**YOUR OBJECTIVE:** Strip the pictures and reproduce the rest of the listing exactly.

**GIVEN INFORMATION:**
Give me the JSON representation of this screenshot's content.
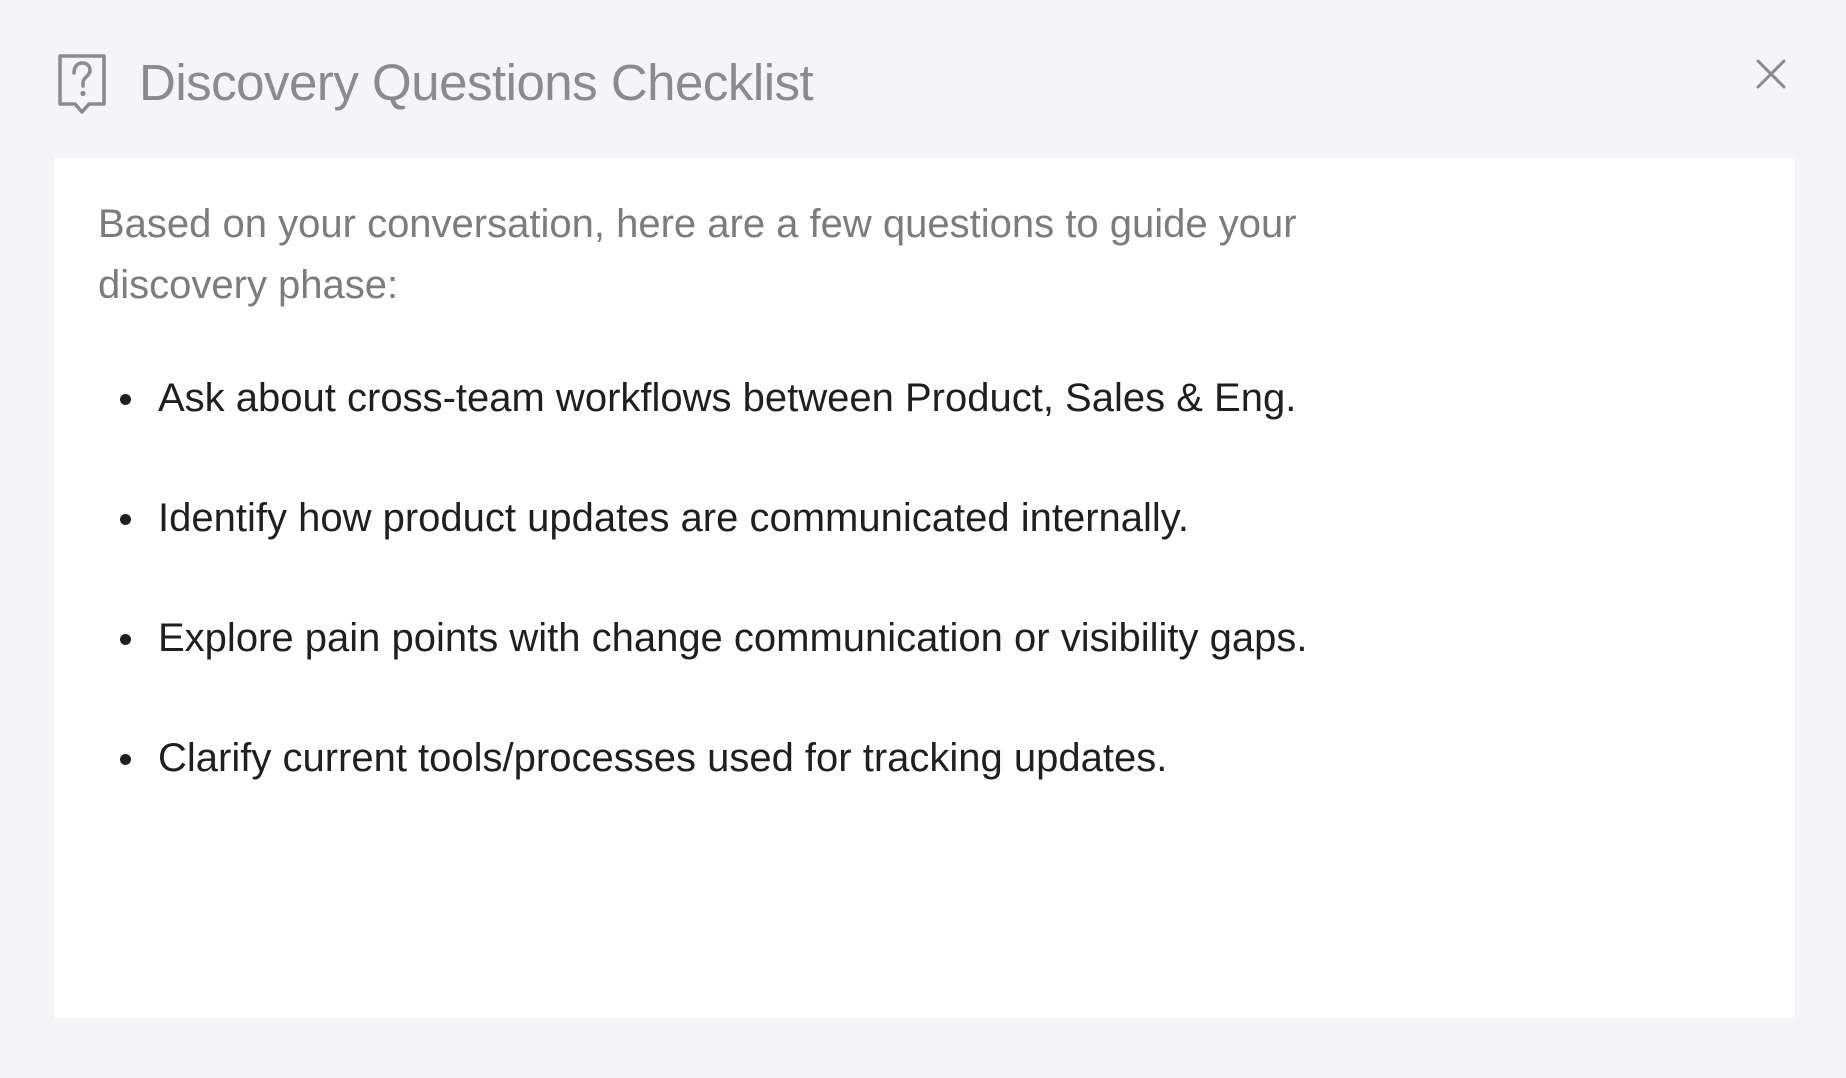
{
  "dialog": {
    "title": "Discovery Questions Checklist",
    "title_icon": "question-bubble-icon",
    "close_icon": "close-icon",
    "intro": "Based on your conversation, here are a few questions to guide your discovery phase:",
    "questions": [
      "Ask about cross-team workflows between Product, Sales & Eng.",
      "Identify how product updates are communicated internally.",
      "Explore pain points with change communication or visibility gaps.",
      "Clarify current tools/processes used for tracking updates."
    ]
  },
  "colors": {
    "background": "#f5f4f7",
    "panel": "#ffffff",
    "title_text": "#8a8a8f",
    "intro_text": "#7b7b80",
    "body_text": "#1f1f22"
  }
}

**FINAL ANSWER:**
Give me the JSON representation of this screenshot's content.
{
  "dialog": {
    "title": "Discovery Questions Checklist",
    "title_icon": "question-bubble-icon",
    "close_icon": "close-icon",
    "intro": "Based on your conversation, here are a few questions to guide your discovery phase:",
    "questions": [
      "Ask about cross-team workflows between Product, Sales & Eng.",
      "Identify how product updates are communicated internally.",
      "Explore pain points with change communication or visibility gaps.",
      "Clarify current tools/processes used for tracking updates."
    ]
  },
  "colors": {
    "background": "#f5f4f7",
    "panel": "#ffffff",
    "title_text": "#8a8a8f",
    "intro_text": "#7b7b80",
    "body_text": "#1f1f22"
  }
}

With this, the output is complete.